> [Input data]

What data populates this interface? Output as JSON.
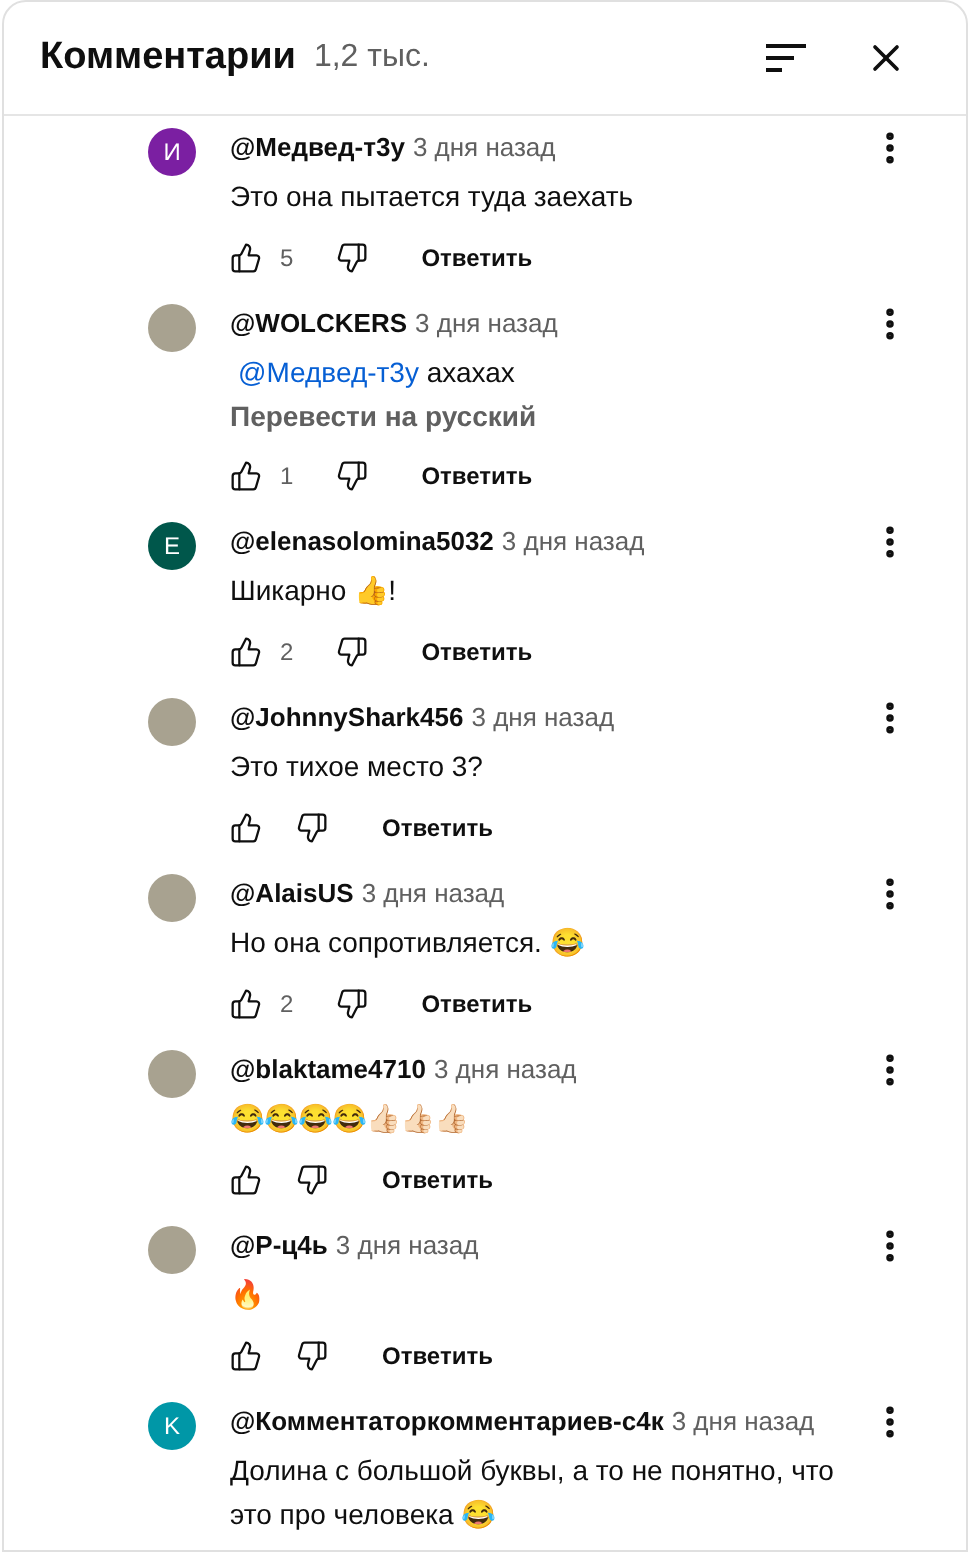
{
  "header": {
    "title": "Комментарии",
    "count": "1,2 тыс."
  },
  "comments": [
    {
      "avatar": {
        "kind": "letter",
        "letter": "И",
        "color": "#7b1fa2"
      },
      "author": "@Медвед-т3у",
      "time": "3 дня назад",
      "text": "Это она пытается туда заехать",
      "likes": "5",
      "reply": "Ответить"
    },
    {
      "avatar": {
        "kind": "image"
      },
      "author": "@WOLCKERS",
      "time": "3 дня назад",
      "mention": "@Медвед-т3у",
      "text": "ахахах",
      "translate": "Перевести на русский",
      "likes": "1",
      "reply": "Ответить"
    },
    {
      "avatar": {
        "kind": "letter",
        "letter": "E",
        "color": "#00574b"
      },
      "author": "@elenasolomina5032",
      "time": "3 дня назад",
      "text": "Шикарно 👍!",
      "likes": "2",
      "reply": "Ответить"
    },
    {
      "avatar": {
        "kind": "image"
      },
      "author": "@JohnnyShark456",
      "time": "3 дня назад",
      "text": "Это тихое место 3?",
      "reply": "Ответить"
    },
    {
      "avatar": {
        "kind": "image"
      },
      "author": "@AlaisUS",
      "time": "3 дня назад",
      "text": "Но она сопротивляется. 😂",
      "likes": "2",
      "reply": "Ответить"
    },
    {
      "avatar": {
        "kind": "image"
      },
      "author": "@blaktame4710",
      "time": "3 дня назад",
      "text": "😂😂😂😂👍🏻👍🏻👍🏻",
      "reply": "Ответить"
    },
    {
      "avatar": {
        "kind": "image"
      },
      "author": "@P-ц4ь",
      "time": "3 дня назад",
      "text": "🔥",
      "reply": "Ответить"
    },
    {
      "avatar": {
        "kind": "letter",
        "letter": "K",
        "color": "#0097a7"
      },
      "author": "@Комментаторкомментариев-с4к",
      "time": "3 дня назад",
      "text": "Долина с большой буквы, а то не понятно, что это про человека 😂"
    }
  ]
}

* * *

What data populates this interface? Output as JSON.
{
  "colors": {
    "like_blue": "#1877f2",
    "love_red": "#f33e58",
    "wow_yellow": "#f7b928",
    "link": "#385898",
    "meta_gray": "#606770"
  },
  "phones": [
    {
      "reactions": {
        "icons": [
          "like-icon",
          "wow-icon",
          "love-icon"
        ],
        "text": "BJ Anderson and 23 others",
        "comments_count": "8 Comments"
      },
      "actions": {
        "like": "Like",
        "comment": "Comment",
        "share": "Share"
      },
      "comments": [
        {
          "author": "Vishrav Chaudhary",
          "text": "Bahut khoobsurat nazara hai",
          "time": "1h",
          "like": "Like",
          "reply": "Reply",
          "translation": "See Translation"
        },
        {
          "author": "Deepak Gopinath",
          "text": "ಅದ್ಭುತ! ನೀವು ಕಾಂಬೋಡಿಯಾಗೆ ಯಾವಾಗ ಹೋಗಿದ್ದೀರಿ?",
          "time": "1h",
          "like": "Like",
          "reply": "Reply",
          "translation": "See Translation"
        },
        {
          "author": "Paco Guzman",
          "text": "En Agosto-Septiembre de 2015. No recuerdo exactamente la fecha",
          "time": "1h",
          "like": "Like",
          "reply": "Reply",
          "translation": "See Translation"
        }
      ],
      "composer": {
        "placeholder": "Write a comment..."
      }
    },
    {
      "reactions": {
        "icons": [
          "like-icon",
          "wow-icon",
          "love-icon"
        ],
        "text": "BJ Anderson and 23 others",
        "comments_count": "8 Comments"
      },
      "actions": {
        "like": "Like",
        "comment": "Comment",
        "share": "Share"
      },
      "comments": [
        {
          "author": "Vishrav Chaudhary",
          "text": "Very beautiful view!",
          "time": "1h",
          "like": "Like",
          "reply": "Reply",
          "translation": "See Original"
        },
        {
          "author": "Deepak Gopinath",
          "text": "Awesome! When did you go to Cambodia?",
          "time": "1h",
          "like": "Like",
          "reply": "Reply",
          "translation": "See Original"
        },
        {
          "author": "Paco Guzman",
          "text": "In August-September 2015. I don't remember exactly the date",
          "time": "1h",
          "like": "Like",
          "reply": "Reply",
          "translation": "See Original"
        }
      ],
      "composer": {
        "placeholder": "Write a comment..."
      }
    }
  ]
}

> [Your objective] Filter the data for the string "Медвед" and copy every line that has it.

> [The response]
      "author": "@Медвед-т3у",
      "mention": "@Медвед-т3у",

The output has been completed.